◆ **EXERCISE GOAL**
Check each line of the records below and collect those holding "cloud".

# start of INPUT RECORDS

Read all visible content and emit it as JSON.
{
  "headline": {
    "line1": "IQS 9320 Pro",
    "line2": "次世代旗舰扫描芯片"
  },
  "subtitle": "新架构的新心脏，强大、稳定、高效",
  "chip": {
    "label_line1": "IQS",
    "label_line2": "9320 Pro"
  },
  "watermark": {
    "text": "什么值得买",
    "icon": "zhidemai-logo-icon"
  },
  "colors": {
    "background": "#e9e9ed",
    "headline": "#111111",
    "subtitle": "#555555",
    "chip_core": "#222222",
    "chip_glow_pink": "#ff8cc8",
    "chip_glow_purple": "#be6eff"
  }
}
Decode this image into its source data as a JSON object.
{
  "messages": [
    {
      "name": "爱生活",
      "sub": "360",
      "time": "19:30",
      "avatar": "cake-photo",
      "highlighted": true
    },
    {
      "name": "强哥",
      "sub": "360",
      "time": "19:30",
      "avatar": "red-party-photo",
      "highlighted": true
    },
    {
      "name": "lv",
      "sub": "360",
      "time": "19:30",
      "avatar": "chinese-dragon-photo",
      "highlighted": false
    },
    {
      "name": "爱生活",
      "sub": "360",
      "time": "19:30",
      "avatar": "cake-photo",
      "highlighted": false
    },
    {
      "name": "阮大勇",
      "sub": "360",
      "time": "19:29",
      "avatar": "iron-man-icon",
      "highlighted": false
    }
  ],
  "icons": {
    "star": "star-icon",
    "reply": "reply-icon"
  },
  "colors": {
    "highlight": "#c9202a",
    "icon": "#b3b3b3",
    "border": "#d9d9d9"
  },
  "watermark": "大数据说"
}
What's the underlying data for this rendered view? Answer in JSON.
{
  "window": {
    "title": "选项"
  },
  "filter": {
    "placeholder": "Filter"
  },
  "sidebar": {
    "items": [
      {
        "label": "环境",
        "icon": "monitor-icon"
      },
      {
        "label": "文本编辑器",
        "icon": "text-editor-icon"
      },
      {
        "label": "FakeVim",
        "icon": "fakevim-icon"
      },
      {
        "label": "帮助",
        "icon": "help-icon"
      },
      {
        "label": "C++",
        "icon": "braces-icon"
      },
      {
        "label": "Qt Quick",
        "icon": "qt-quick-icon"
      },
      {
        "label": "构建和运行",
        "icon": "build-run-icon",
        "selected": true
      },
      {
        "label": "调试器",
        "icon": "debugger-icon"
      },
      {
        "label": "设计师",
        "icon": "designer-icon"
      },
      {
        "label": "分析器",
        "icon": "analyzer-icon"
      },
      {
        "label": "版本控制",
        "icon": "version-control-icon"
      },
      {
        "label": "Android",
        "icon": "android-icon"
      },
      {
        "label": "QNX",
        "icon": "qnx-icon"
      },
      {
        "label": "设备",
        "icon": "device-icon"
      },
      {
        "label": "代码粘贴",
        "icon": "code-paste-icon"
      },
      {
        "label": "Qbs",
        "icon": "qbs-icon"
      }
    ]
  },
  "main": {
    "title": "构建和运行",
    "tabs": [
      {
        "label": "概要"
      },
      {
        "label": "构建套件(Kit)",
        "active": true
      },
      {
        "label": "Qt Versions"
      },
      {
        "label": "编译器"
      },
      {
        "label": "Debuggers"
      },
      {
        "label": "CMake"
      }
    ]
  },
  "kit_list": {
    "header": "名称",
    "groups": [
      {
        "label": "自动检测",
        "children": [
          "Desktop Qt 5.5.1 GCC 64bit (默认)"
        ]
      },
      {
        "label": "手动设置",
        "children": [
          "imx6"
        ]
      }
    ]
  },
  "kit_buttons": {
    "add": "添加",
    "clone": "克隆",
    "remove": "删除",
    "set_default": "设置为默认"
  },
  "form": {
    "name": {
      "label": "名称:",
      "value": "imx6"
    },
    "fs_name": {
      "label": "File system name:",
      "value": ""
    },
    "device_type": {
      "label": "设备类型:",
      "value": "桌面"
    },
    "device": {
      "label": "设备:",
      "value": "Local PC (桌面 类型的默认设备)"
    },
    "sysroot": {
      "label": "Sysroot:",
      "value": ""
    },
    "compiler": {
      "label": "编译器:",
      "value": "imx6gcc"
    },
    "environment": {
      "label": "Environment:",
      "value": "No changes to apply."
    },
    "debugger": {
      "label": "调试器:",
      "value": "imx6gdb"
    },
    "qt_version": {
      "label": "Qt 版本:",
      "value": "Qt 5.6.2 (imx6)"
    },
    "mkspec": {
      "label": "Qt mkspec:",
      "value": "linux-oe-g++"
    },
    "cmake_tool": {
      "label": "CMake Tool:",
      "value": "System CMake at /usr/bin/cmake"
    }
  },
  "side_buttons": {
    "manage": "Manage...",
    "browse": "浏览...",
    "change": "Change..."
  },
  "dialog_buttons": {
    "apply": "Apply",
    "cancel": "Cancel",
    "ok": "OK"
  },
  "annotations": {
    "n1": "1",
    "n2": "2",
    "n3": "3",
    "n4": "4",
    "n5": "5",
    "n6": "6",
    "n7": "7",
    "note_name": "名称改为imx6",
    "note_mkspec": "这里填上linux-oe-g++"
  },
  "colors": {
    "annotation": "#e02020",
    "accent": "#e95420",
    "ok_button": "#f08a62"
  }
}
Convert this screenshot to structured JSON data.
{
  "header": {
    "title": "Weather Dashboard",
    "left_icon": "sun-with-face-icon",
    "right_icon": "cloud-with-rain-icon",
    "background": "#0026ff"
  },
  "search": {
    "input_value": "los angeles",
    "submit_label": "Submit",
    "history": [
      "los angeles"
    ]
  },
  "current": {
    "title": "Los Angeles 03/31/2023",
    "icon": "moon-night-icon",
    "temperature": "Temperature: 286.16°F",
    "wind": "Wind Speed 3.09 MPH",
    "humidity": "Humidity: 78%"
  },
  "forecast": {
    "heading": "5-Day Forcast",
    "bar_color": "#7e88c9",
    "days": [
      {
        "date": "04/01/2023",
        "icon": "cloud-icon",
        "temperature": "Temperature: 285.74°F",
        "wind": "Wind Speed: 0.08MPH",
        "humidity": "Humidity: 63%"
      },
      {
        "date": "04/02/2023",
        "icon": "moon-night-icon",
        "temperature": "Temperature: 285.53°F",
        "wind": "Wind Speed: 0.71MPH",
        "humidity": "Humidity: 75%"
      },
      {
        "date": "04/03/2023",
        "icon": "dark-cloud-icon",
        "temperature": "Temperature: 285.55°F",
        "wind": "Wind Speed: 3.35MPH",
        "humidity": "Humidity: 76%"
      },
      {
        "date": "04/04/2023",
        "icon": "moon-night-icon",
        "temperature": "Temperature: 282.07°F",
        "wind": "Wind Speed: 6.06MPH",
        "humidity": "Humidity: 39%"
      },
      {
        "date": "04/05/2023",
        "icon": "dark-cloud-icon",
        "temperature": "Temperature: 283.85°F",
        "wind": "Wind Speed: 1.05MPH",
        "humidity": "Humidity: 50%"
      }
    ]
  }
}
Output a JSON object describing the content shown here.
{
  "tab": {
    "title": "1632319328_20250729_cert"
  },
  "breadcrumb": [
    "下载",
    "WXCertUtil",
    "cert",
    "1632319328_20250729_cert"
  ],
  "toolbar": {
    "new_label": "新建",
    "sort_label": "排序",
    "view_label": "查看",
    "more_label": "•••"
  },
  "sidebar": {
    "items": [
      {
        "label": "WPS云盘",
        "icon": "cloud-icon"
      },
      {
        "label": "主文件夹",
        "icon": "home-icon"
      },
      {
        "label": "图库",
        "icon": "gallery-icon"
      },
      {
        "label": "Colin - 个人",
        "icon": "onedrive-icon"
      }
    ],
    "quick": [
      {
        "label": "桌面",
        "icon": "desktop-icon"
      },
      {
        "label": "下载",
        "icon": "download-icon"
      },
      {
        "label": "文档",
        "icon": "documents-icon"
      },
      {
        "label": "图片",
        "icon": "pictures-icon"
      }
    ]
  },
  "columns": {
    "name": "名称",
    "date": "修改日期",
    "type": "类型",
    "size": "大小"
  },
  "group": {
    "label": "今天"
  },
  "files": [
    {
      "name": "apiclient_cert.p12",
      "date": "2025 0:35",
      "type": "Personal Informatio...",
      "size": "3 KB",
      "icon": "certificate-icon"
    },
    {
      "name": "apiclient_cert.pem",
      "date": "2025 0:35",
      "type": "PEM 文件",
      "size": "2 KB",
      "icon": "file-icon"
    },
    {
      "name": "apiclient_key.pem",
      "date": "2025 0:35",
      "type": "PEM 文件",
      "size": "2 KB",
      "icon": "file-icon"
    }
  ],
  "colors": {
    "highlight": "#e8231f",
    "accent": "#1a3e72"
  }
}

# end of INPUT RECORDS

◆ **COMPLETED TASK**
    "right_icon": "cloud-with-rain-icon",
        "icon": "cloud-icon",
        "icon": "dark-cloud-icon",
        "icon": "dark-cloud-icon",
        "icon": "cloud-icon"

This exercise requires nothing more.